The material below should be written out in full and exactly; pictures stay out of the copy.

_Records for the task_
○ ○ ○ ○ ○ ○ ○

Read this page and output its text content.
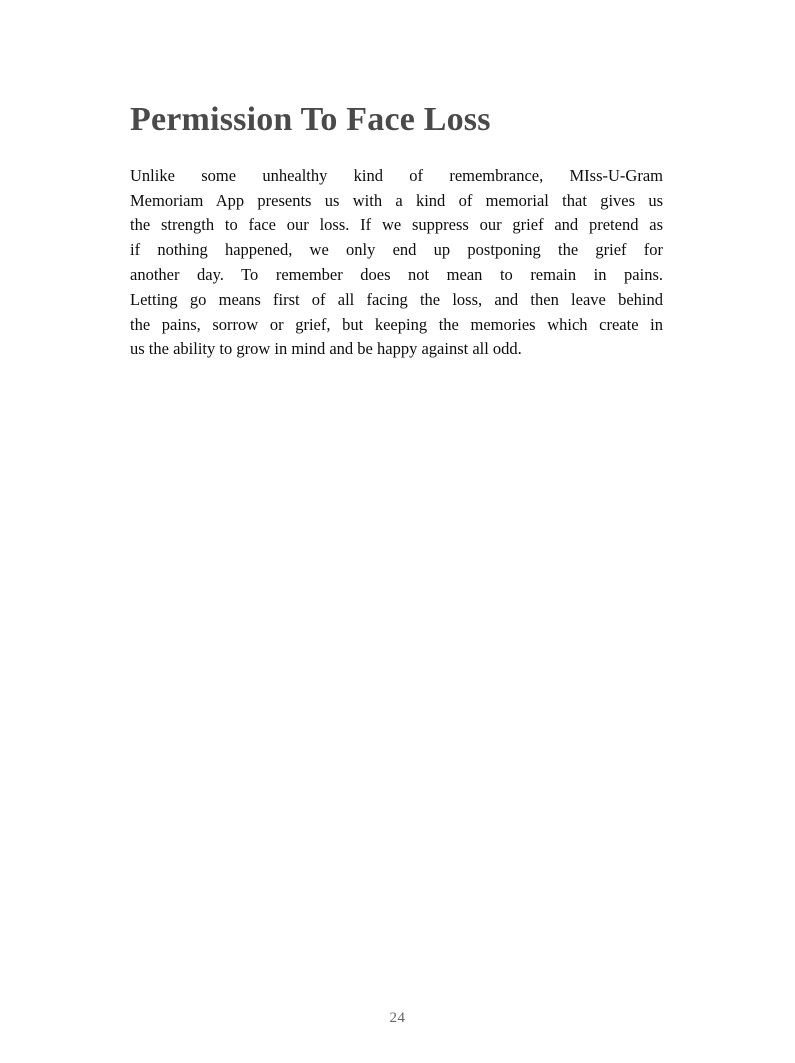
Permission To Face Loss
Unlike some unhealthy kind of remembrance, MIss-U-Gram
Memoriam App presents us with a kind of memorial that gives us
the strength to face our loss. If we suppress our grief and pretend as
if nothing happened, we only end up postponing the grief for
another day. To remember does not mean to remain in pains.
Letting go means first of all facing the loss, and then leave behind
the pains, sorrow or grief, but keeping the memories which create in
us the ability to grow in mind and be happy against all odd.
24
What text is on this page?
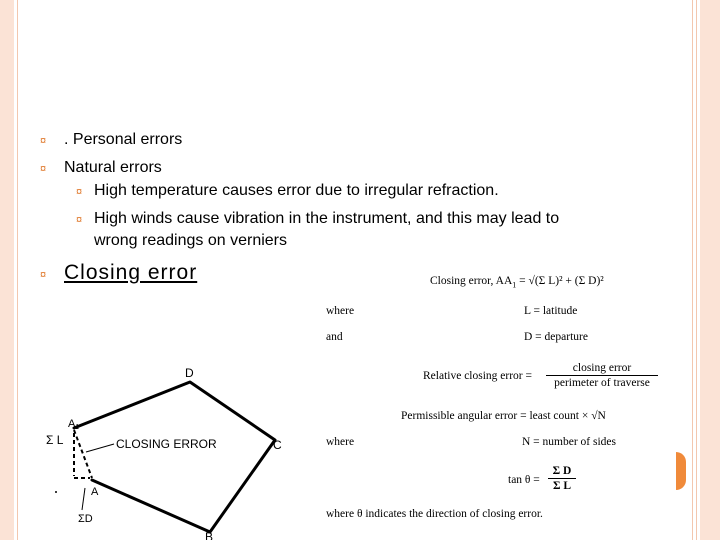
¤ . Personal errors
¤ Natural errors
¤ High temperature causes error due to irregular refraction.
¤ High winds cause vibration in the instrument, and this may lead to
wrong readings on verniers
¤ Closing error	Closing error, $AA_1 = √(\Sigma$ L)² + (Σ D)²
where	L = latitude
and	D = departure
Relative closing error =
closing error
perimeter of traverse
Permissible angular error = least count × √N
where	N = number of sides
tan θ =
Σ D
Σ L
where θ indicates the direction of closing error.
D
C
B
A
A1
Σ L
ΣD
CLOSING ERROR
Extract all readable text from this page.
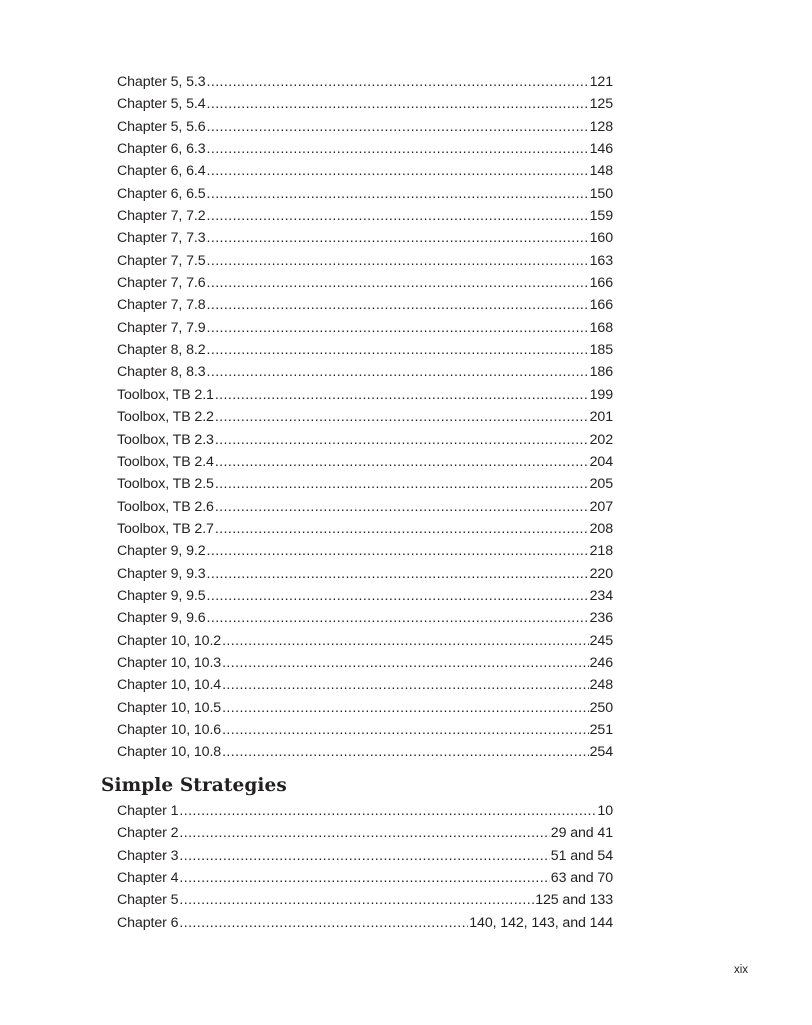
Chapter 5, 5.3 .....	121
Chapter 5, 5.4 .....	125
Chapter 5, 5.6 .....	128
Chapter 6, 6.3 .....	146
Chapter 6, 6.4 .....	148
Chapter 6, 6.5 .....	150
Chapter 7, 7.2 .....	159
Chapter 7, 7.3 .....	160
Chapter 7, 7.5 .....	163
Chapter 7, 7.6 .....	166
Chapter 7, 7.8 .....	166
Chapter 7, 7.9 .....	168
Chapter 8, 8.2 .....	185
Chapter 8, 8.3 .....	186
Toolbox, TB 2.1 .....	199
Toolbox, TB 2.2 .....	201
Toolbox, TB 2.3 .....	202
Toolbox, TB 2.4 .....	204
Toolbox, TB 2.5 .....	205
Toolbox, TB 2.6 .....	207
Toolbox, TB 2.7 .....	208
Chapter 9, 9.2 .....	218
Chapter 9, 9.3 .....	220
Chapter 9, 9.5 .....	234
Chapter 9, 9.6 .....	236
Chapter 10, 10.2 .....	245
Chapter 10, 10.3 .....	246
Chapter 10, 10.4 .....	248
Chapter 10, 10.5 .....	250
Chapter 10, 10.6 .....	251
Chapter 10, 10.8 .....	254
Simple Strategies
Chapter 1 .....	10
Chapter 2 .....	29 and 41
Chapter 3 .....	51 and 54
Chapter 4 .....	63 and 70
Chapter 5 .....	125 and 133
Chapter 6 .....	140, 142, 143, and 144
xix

○ ○ ○ ○ ○ ○ ○

_Task response_
Read this page and output its text content.
Permission To Face Loss
Unlike some unhealthy kind of remembrance, MIss-U-Gram
Memoriam App presents us with a kind of memorial that gives us
the strength to face our loss. If we suppress our grief and pretend as
if nothing happened, we only end up postponing the grief for
another day. To remember does not mean to remain in pains.
Letting go means first of all facing the loss, and then leave behind
the pains, sorrow or grief, but keeping the memories which create in
us the ability to grow in mind and be happy against all odd.
24
What text is on this page?
¤ . Personal errors
¤ Natural errors
¤ High temperature causes error due to irregular refraction.
¤ High winds cause vibration in the instrument, and this may lead to
wrong readings on verniers
¤ Closing error	Closing error, $AA_1 = √(\Sigma$ L)² + (Σ D)²
where	L = latitude
and	D = departure
Relative closing error =
closing error
perimeter of traverse
Permissible angular error = least count × √N
where	N = number of sides
tan θ =
Σ D
Σ L
where θ indicates the direction of closing error.
D
C
B
A
A1
Σ L
ΣD
CLOSING ERROR
Extract all readable text from this page.
Chapter 5, 5.3 .....	121
Chapter 5, 5.4 .....	125
Chapter 5, 5.6 .....	128
Chapter 6, 6.3 .....	146
Chapter 6, 6.4 .....	148
Chapter 6, 6.5 .....	150
Chapter 7, 7.2 .....	159
Chapter 7, 7.3 .....	160
Chapter 7, 7.5 .....	163
Chapter 7, 7.6 .....	166
Chapter 7, 7.8 .....	166
Chapter 7, 7.9 .....	168
Chapter 8, 8.2 .....	185
Chapter 8, 8.3 .....	186
Toolbox, TB 2.1 .....	199
Toolbox, TB 2.2 .....	201
Toolbox, TB 2.3 .....	202
Toolbox, TB 2.4 .....	204
Toolbox, TB 2.5 .....	205
Toolbox, TB 2.6 .....	207
Toolbox, TB 2.7 .....	208
Chapter 9, 9.2 .....	218
Chapter 9, 9.3 .....	220
Chapter 9, 9.5 .....	234
Chapter 9, 9.6 .....	236
Chapter 10, 10.2 .....	245
Chapter 10, 10.3 .....	246
Chapter 10, 10.4 .....	248
Chapter 10, 10.5 .....	250
Chapter 10, 10.6 .....	251
Chapter 10, 10.8 .....	254
Simple Strategies
Chapter 1 .....	10
Chapter 2 .....	29 and 41
Chapter 3 .....	51 and 54
Chapter 4 .....	63 and 70
Chapter 5 .....	125 and 133
Chapter 6 .....	140, 142, 143, and 144
xix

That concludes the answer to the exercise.